● **What the exercise asks**
Repeat the listing below in full, exactly as it stands.

━━━━━━

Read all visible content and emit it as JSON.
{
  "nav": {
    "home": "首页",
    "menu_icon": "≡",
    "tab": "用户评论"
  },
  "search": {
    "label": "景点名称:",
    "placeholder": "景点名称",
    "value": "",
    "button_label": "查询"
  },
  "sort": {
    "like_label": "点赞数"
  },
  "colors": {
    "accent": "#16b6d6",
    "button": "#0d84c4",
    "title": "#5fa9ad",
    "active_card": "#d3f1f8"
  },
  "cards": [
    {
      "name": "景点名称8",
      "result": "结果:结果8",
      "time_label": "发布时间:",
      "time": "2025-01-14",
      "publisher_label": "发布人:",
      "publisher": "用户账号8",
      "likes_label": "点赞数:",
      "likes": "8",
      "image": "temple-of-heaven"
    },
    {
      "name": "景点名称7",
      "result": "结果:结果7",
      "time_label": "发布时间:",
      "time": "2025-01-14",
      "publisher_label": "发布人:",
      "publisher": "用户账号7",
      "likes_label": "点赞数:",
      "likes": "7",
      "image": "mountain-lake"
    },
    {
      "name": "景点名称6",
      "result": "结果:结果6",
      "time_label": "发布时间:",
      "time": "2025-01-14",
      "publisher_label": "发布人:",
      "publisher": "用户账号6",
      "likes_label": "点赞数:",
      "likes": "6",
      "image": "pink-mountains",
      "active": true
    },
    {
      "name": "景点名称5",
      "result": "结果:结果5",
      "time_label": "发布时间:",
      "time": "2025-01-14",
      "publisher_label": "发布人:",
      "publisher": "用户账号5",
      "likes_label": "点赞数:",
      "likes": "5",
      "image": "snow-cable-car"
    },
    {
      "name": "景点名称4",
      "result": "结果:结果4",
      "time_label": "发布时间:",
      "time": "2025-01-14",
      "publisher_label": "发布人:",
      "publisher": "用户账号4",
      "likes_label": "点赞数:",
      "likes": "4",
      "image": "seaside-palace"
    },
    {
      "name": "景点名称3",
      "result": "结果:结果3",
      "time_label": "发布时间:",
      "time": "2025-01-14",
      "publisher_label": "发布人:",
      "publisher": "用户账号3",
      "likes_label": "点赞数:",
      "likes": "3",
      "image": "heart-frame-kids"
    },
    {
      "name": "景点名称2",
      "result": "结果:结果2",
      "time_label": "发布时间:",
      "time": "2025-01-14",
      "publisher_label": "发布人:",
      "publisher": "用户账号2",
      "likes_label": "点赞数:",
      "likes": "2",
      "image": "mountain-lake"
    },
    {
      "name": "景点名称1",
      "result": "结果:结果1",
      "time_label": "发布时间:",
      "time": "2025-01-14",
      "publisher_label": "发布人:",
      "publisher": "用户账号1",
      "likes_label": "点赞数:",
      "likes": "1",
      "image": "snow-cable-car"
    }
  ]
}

━━━━━━

● **Correct result**
Read all visible content and emit it as JSON.
{
  "nav": {
    "home": "首页",
    "menu_icon": "≡",
    "tab": "用户评论"
  },
  "search": {
    "label": "景点名称:",
    "placeholder": "景点名称",
    "value": "",
    "button_label": "查询"
  },
  "sort": {
    "like_label": "点赞数"
  },
  "colors": {
    "accent": "#16b6d6",
    "button": "#0d84c4",
    "title": "#5fa9ad",
    "active_card": "#d3f1f8"
  },
  "cards": [
    {
      "name": "景点名称8",
      "result": "结果:结果8",
      "time_label": "发布时间:",
      "time": "2025-01-14",
      "publisher_label": "发布人:",
      "publisher": "用户账号8",
      "likes_label": "点赞数:",
      "likes": "8",
      "image": "temple-of-heaven"
    },
    {
      "name": "景点名称7",
      "result": "结果:结果7",
      "time_label": "发布时间:",
      "time": "2025-01-14",
      "publisher_label": "发布人:",
      "publisher": "用户账号7",
      "likes_label": "点赞数:",
      "likes": "7",
      "image": "mountain-lake"
    },
    {
      "name": "景点名称6",
      "result": "结果:结果6",
      "time_label": "发布时间:",
      "time": "2025-01-14",
      "publisher_label": "发布人:",
      "publisher": "用户账号6",
      "likes_label": "点赞数:",
      "likes": "6",
      "image": "pink-mountains",
      "active": true
    },
    {
      "name": "景点名称5",
      "result": "结果:结果5",
      "time_label": "发布时间:",
      "time": "2025-01-14",
      "publisher_label": "发布人:",
      "publisher": "用户账号5",
      "likes_label": "点赞数:",
      "likes": "5",
      "image": "snow-cable-car"
    },
    {
      "name": "景点名称4",
      "result": "结果:结果4",
      "time_label": "发布时间:",
      "time": "2025-01-14",
      "publisher_label": "发布人:",
      "publisher": "用户账号4",
      "likes_label": "点赞数:",
      "likes": "4",
      "image": "seaside-palace"
    },
    {
      "name": "景点名称3",
      "result": "结果:结果3",
      "time_label": "发布时间:",
      "time": "2025-01-14",
      "publisher_label": "发布人:",
      "publisher": "用户账号3",
      "likes_label": "点赞数:",
      "likes": "3",
      "image": "heart-frame-kids"
    },
    {
      "name": "景点名称2",
      "result": "结果:结果2",
      "time_label": "发布时间:",
      "time": "2025-01-14",
      "publisher_label": "发布人:",
      "publisher": "用户账号2",
      "likes_label": "点赞数:",
      "likes": "2",
      "image": "mountain-lake"
    },
    {
      "name": "景点名称1",
      "result": "结果:结果1",
      "time_label": "发布时间:",
      "time": "2025-01-14",
      "publisher_label": "发布人:",
      "publisher": "用户账号1",
      "likes_label": "点赞数:",
      "likes": "1",
      "image": "snow-cable-car"
    }
  ]
}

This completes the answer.